Your task is to output the listing word for word, with pictures excluded.

● ITEMS
* * * * * * * * *

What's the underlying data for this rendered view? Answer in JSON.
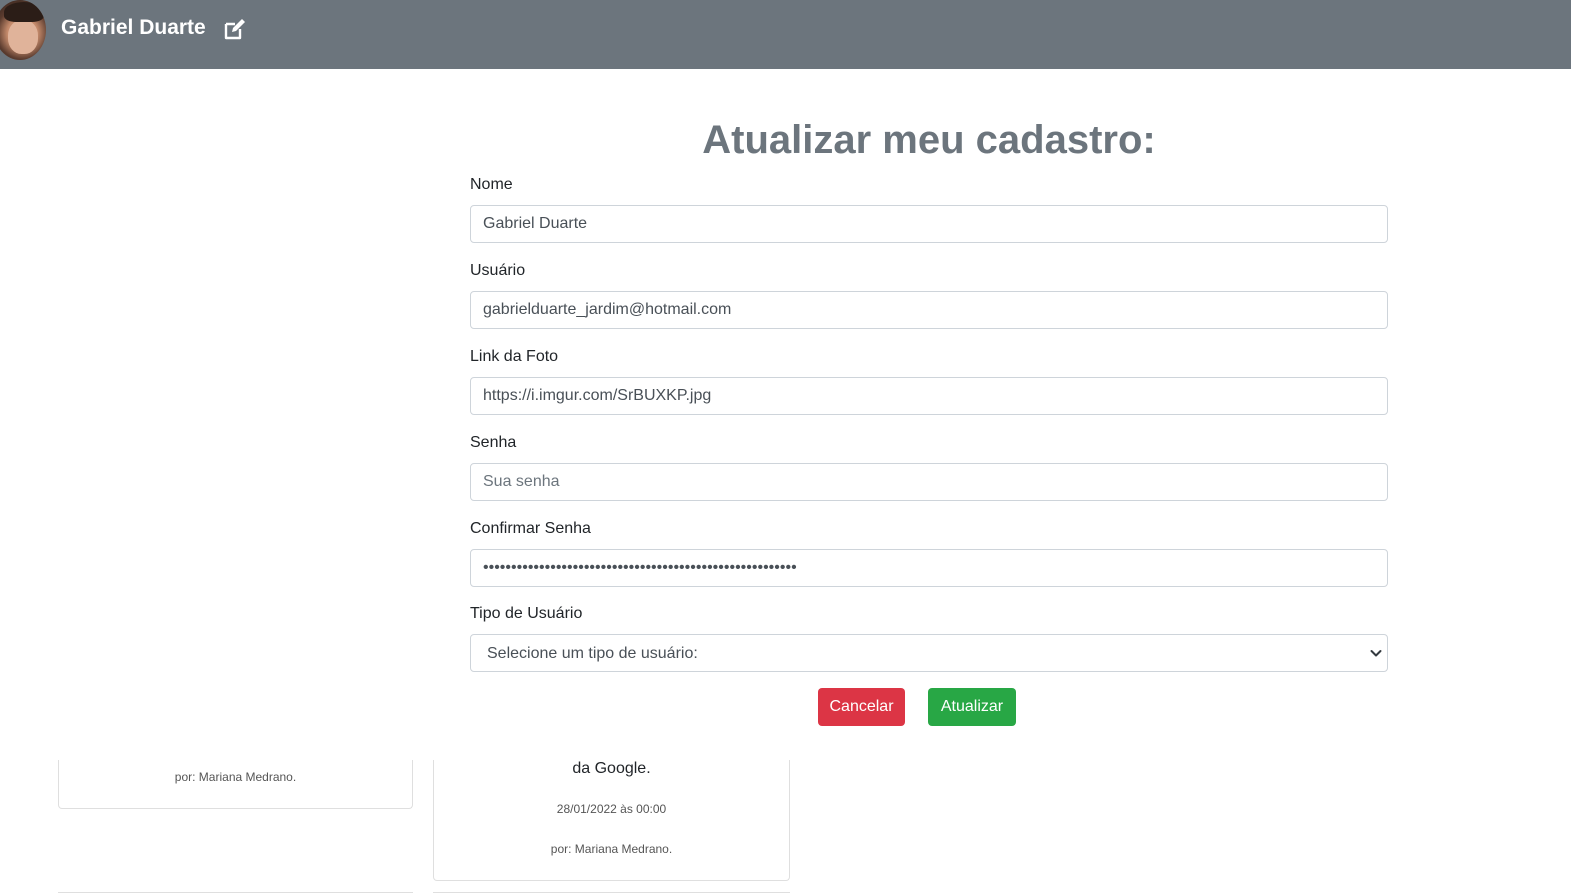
{
  "header": {
    "username": "Gabriel Duarte",
    "avatar_icon": "user-photo",
    "edit_icon": "edit-icon"
  },
  "form": {
    "title": "Atualizar meu cadastro:",
    "fields": {
      "nome": {
        "label": "Nome",
        "value": "Gabriel Duarte"
      },
      "usuario": {
        "label": "Usuário",
        "value": "gabrielduarte_jardim@hotmail.com"
      },
      "foto": {
        "label": "Link da Foto",
        "value": "https://i.imgur.com/SrBUXKP.jpg"
      },
      "senha": {
        "label": "Senha",
        "value": "",
        "placeholder": "Sua senha"
      },
      "confirmar": {
        "label": "Confirmar Senha",
        "value": "••••••••••••••••••••••••••••••••••••••••••••••••••••••••"
      },
      "tipo": {
        "label": "Tipo de Usuário",
        "selected": "Selecione um tipo de usuário:"
      }
    },
    "buttons": {
      "cancel": "Cancelar",
      "update": "Atualizar"
    }
  },
  "cards": [
    {
      "author": "por: Mariana Medrano."
    },
    {
      "snippet": "da Google.",
      "date": "28/01/2022 às 00:00",
      "author": "por: Mariana Medrano."
    }
  ],
  "colors": {
    "header_bg": "#6c757d",
    "title": "#6c757d",
    "cancel": "#dc3545",
    "update": "#28a745"
  }
}
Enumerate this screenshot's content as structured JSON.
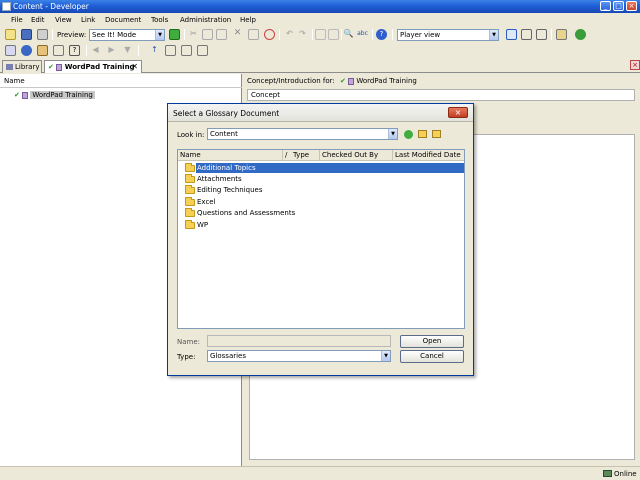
{
  "window": {
    "title": "Content - Developer"
  },
  "menu": [
    "File",
    "Edit",
    "View",
    "Link",
    "Document",
    "Tools",
    "Administration",
    "Help"
  ],
  "toolbar": {
    "preview_label": "Preview:",
    "preview_mode": "See It! Mode",
    "view_mode": "Player view"
  },
  "tabs": {
    "library": "Library",
    "document": "WordPad Training"
  },
  "left_pane": {
    "column_name": "Name",
    "tree_item": "WordPad Training"
  },
  "right_pane": {
    "concept_for_label": "Concept/Introduction for:",
    "concept_for_doc": "WordPad Training",
    "concept_tab": "Concept"
  },
  "dialog": {
    "title": "Select a Glossary Document",
    "look_in_label": "Look in:",
    "look_in_value": "Content",
    "columns": [
      "Name",
      "/",
      "Type",
      "Checked Out By",
      "Last Modified Date"
    ],
    "folders": [
      "Additional Topics",
      "Attachments",
      "Editing Techniques",
      "Excel",
      "Questions and Assessments",
      "WP"
    ],
    "selected_index": 0,
    "name_label": "Name:",
    "name_value": "",
    "type_label": "Type:",
    "type_value": "Glossaries",
    "open_label": "Open",
    "cancel_label": "Cancel"
  },
  "status": {
    "online": "Online"
  },
  "colors": {
    "titlebar": "#1f5fd6",
    "selection": "#316ac5",
    "chrome": "#ece9d8"
  }
}
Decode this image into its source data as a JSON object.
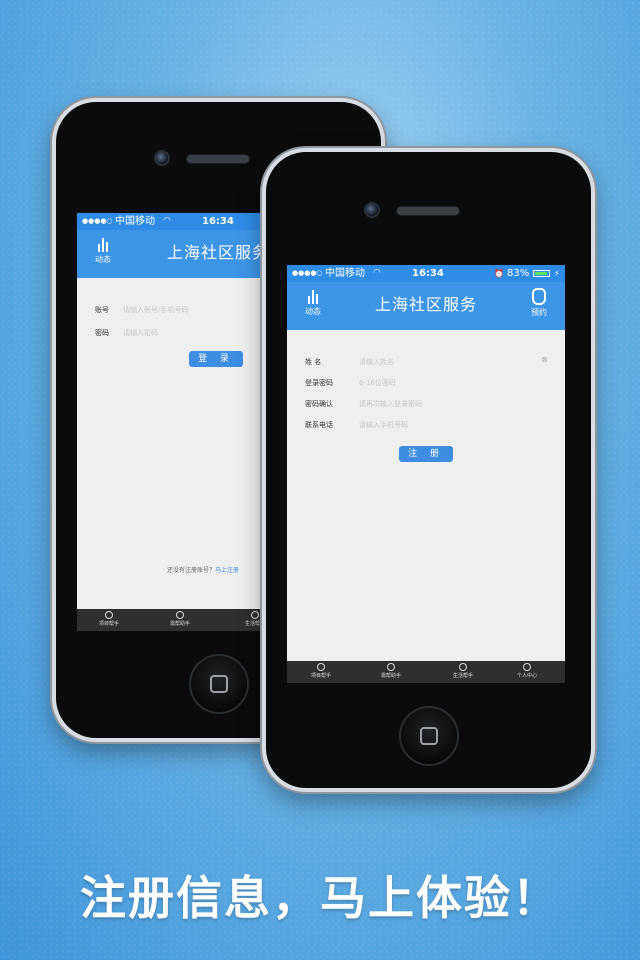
{
  "back_phone": {
    "status": {
      "signal": "●●●●○",
      "carrier": "中国移动",
      "time": "16:34"
    },
    "nav": {
      "left_label": "动态",
      "title": "上海社区服务"
    },
    "form": {
      "account_label": "账号",
      "account_placeholder": "请输入账号/手机号码",
      "password_label": "密码",
      "password_placeholder": "请输入密码"
    },
    "login_button": "登 录",
    "register_prompt": "还没有注册账号？",
    "register_link": "马上注册",
    "tabs": [
      "项目帮手",
      "需帮助手",
      "生活帮手"
    ]
  },
  "front_phone": {
    "status": {
      "signal": "●●●●○",
      "carrier": "中国移动",
      "time": "16:34",
      "battery": "83%"
    },
    "nav": {
      "left_label": "动态",
      "title": "上海社区服务",
      "right_label": "预约"
    },
    "form": {
      "name_label": "姓  名",
      "name_placeholder": "请输入姓名",
      "password_label": "登录密码",
      "password_placeholder": "6-16位密码",
      "confirm_label": "密码确认",
      "confirm_placeholder": "请再次输入登录密码",
      "phone_label": "联系电话",
      "phone_placeholder": "请输入手机号码"
    },
    "register_button": "注 册",
    "tabs": [
      "项目帮手",
      "需帮助手",
      "生活帮手",
      "个人中心"
    ]
  },
  "caption": "注册信息，马上体验！",
  "colors": {
    "nav": "#3d95e8",
    "status": "#2f8ce6",
    "button": "#3d8ee3",
    "tabbar": "#2e2f31"
  }
}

* * * * * * * * *

● WRITTEN SOLUTION
What's the underlying data for this rendered view? Answer in JSON.
{
  "header": {
    "username": "Gabriel Duarte",
    "avatar_icon": "user-photo",
    "edit_icon": "edit-icon"
  },
  "form": {
    "title": "Atualizar meu cadastro:",
    "fields": {
      "nome": {
        "label": "Nome",
        "value": "Gabriel Duarte"
      },
      "usuario": {
        "label": "Usuário",
        "value": "gabrielduarte_jardim@hotmail.com"
      },
      "foto": {
        "label": "Link da Foto",
        "value": "https://i.imgur.com/SrBUXKP.jpg"
      },
      "senha": {
        "label": "Senha",
        "value": "",
        "placeholder": "Sua senha"
      },
      "confirmar": {
        "label": "Confirmar Senha",
        "value": "••••••••••••••••••••••••••••••••••••••••••••••••••••••••"
      },
      "tipo": {
        "label": "Tipo de Usuário",
        "selected": "Selecione um tipo de usuário:"
      }
    },
    "buttons": {
      "cancel": "Cancelar",
      "update": "Atualizar"
    }
  },
  "cards": [
    {
      "author": "por: Mariana Medrano."
    },
    {
      "snippet": "da Google.",
      "date": "28/01/2022 às 00:00",
      "author": "por: Mariana Medrano."
    }
  ],
  "colors": {
    "header_bg": "#6c757d",
    "title": "#6c757d",
    "cancel": "#dc3545",
    "update": "#28a745"
  }
}
Enumerate this screenshot's content as structured JSON.
{
  "window": {
    "title": "Content - Developer"
  },
  "menu": [
    "File",
    "Edit",
    "View",
    "Link",
    "Document",
    "Tools",
    "Administration",
    "Help"
  ],
  "toolbar": {
    "preview_label": "Preview:",
    "preview_mode": "See It! Mode",
    "view_mode": "Player view"
  },
  "tabs": {
    "library": "Library",
    "document": "WordPad Training"
  },
  "left_pane": {
    "column_name": "Name",
    "tree_item": "WordPad Training"
  },
  "right_pane": {
    "concept_for_label": "Concept/Introduction for:",
    "concept_for_doc": "WordPad Training",
    "concept_tab": "Concept"
  },
  "dialog": {
    "title": "Select a Glossary Document",
    "look_in_label": "Look in:",
    "look_in_value": "Content",
    "columns": [
      "Name",
      "/",
      "Type",
      "Checked Out By",
      "Last Modified Date"
    ],
    "folders": [
      "Additional Topics",
      "Attachments",
      "Editing Techniques",
      "Excel",
      "Questions and Assessments",
      "WP"
    ],
    "selected_index": 0,
    "name_label": "Name:",
    "name_value": "",
    "type_label": "Type:",
    "type_value": "Glossaries",
    "open_label": "Open",
    "cancel_label": "Cancel"
  },
  "status": {
    "online": "Online"
  },
  "colors": {
    "titlebar": "#1f5fd6",
    "selection": "#316ac5",
    "chrome": "#ece9d8"
  }
}
Decode this image into its source data as a JSON object.
{
  "back_phone": {
    "status": {
      "signal": "●●●●○",
      "carrier": "中国移动",
      "time": "16:34"
    },
    "nav": {
      "left_label": "动态",
      "title": "上海社区服务"
    },
    "form": {
      "account_label": "账号",
      "account_placeholder": "请输入账号/手机号码",
      "password_label": "密码",
      "password_placeholder": "请输入密码"
    },
    "login_button": "登 录",
    "register_prompt": "还没有注册账号？",
    "register_link": "马上注册",
    "tabs": [
      "项目帮手",
      "需帮助手",
      "生活帮手"
    ]
  },
  "front_phone": {
    "status": {
      "signal": "●●●●○",
      "carrier": "中国移动",
      "time": "16:34",
      "battery": "83%"
    },
    "nav": {
      "left_label": "动态",
      "title": "上海社区服务",
      "right_label": "预约"
    },
    "form": {
      "name_label": "姓  名",
      "name_placeholder": "请输入姓名",
      "password_label": "登录密码",
      "password_placeholder": "6-16位密码",
      "confirm_label": "密码确认",
      "confirm_placeholder": "请再次输入登录密码",
      "phone_label": "联系电话",
      "phone_placeholder": "请输入手机号码"
    },
    "register_button": "注 册",
    "tabs": [
      "项目帮手",
      "需帮助手",
      "生活帮手",
      "个人中心"
    ]
  },
  "caption": "注册信息，马上体验！",
  "colors": {
    "nav": "#3d95e8",
    "status": "#2f8ce6",
    "button": "#3d8ee3",
    "tabbar": "#2e2f31"
  }
}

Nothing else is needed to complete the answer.